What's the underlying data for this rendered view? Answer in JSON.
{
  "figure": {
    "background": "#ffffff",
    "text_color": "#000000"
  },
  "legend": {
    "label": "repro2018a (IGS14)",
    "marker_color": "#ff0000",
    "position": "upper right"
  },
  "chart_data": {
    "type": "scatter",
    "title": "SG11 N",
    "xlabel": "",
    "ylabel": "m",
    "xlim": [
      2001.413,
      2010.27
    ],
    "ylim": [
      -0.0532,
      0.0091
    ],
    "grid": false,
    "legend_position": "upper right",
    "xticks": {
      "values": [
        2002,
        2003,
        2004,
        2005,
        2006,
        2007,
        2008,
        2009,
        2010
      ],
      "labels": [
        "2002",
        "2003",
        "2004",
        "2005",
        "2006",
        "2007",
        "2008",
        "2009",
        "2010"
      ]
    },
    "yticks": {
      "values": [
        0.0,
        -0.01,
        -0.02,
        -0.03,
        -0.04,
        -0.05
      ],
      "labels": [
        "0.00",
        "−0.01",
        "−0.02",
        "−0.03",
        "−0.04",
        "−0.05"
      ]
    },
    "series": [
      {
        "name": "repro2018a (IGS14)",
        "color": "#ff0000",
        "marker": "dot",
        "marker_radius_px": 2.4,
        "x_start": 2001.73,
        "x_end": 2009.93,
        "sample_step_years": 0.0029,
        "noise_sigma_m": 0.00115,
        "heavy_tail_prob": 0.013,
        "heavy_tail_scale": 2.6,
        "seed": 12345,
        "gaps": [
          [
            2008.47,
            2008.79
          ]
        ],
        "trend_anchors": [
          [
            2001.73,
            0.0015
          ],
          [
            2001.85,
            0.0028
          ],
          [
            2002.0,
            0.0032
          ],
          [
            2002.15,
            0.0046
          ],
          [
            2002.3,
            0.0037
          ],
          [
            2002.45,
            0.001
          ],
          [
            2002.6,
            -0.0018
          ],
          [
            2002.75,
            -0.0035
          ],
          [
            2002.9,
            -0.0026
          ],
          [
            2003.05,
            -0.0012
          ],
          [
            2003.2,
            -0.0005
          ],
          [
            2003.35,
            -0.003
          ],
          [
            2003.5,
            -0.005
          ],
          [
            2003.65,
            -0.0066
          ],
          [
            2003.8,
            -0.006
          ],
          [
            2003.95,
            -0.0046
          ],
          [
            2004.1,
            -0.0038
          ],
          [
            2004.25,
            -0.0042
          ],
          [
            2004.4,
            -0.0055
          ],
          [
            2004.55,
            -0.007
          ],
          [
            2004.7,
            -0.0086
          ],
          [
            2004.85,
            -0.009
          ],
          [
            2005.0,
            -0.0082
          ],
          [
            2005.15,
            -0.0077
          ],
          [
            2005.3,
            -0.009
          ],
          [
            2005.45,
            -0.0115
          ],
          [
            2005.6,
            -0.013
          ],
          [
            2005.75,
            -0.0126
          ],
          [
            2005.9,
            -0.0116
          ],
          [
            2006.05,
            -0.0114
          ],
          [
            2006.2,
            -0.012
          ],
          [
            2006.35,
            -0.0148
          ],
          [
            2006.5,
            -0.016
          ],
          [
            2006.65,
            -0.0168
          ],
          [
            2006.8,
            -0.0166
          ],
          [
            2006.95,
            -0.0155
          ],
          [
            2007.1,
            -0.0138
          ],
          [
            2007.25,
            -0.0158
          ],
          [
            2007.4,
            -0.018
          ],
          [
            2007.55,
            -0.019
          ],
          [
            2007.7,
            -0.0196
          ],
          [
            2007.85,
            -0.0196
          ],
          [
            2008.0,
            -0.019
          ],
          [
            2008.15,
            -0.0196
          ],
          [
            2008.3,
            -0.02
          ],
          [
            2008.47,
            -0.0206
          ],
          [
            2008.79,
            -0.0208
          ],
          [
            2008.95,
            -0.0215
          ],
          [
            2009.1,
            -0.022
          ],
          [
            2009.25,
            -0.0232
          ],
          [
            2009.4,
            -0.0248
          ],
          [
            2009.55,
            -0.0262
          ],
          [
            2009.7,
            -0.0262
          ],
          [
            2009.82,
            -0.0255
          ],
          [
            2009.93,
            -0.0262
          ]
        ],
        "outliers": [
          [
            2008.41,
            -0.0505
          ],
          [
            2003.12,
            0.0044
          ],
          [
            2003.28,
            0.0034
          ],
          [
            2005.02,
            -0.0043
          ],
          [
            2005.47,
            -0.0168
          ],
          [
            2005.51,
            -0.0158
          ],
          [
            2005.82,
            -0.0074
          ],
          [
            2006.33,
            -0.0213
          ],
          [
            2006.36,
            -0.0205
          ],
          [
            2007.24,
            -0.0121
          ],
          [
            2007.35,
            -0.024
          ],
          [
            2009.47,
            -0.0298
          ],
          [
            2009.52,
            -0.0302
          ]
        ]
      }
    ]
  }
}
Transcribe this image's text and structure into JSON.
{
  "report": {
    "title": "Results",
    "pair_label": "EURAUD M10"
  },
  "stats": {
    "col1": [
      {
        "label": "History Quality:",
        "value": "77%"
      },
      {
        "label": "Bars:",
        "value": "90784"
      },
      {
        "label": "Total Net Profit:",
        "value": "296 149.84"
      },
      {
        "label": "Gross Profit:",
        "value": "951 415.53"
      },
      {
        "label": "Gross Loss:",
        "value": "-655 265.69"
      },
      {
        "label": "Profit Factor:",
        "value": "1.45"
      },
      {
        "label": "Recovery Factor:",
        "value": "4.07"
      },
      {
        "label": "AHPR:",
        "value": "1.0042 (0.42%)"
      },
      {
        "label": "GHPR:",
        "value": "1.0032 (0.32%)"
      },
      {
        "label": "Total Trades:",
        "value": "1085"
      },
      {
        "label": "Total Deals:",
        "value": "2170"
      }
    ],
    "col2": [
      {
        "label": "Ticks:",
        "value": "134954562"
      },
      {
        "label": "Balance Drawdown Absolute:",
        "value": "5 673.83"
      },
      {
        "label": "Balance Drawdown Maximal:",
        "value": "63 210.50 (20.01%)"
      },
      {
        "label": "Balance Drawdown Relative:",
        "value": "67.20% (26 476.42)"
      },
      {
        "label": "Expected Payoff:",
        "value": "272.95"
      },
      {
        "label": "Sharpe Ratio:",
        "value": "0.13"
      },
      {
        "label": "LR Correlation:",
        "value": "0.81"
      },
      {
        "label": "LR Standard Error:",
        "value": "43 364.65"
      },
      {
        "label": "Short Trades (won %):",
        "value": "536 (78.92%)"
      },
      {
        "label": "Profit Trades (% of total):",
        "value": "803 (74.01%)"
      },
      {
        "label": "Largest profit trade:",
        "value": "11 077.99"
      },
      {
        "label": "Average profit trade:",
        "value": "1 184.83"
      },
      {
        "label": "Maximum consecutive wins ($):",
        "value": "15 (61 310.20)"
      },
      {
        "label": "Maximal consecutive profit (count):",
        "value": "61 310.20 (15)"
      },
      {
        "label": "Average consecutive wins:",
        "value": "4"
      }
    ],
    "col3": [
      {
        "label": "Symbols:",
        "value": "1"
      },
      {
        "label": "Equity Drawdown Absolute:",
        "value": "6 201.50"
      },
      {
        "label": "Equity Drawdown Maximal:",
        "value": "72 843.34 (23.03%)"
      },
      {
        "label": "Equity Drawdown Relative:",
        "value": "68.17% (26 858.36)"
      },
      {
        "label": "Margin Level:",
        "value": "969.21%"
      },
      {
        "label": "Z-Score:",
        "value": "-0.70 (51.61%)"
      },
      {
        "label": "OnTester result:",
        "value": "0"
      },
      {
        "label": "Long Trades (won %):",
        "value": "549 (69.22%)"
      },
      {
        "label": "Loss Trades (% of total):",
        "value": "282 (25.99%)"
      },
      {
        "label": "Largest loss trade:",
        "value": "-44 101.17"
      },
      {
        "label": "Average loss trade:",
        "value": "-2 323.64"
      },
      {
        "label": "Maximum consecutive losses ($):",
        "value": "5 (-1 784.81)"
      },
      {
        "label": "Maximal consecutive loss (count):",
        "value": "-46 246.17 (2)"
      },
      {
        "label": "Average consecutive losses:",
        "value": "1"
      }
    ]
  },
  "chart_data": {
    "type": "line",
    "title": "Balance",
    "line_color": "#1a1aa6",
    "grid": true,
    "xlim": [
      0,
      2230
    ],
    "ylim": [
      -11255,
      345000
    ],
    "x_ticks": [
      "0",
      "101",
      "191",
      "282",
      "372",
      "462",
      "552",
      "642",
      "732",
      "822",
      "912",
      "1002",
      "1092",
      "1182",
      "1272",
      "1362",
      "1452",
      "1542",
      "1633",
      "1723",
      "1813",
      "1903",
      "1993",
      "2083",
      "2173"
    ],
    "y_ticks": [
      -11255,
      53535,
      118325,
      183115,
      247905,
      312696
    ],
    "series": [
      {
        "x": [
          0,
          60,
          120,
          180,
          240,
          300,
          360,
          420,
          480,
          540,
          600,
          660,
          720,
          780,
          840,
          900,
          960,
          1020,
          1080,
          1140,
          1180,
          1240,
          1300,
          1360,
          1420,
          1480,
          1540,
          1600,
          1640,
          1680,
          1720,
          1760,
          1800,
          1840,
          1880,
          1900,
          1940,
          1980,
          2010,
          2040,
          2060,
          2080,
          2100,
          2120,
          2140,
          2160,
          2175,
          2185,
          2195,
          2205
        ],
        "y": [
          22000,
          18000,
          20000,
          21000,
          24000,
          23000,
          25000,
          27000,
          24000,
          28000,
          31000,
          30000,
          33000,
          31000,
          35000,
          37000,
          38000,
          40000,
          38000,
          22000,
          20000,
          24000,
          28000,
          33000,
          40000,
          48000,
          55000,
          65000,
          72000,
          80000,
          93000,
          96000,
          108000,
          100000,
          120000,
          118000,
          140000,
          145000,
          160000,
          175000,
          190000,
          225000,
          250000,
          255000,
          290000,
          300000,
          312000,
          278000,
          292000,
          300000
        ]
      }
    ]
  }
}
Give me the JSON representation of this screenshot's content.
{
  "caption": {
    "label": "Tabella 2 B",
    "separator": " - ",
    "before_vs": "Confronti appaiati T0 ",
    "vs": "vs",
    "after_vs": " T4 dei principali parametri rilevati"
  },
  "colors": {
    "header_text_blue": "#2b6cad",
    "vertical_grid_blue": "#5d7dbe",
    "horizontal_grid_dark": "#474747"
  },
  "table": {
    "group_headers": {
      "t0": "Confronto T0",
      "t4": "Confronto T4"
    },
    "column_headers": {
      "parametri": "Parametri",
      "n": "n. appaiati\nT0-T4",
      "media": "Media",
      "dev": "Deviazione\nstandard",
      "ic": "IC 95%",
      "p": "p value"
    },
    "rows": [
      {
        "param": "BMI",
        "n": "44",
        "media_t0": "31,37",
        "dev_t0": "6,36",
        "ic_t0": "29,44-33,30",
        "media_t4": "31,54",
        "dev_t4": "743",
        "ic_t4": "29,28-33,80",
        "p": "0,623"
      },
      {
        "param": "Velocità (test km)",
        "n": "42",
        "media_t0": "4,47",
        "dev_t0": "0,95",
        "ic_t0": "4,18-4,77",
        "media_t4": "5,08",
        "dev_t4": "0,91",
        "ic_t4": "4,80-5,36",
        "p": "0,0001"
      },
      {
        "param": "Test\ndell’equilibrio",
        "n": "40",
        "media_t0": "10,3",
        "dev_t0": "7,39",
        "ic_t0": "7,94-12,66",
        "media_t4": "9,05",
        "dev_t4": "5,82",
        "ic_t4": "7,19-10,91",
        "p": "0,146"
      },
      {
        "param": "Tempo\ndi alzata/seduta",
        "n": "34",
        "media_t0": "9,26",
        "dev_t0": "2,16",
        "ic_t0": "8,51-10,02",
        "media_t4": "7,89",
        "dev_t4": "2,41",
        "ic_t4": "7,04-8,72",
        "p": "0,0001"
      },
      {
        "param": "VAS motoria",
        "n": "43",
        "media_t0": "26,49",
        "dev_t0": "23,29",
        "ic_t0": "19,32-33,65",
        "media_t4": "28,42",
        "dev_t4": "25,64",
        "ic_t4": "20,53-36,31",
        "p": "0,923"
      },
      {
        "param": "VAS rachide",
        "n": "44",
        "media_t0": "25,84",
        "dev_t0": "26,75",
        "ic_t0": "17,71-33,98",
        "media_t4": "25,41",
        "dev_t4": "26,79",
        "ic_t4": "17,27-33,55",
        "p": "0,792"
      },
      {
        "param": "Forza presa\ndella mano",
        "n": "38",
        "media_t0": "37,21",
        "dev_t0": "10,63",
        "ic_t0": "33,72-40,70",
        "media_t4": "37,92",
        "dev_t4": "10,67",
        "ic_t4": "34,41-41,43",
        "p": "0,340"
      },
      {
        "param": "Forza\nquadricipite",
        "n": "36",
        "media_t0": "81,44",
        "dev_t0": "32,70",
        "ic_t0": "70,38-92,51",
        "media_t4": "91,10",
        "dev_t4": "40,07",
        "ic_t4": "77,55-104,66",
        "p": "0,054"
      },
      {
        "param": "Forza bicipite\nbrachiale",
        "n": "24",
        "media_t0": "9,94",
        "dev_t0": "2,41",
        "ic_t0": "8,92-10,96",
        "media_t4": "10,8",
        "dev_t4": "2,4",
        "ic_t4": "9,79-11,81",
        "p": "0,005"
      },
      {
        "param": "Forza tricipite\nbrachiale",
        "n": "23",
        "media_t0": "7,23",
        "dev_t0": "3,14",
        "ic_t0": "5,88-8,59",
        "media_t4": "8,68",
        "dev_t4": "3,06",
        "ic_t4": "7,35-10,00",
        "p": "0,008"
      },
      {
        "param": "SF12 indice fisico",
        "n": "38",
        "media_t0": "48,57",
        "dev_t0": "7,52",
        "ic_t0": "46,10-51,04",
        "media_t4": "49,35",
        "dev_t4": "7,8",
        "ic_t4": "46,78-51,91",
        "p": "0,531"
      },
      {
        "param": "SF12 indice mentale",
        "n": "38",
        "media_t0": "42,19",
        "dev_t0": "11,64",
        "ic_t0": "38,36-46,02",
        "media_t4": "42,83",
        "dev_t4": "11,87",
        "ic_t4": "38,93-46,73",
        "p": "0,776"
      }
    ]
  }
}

What is needed: Report how many lines of the data hold the string "Maximal"; give only the number.

Final answer: 4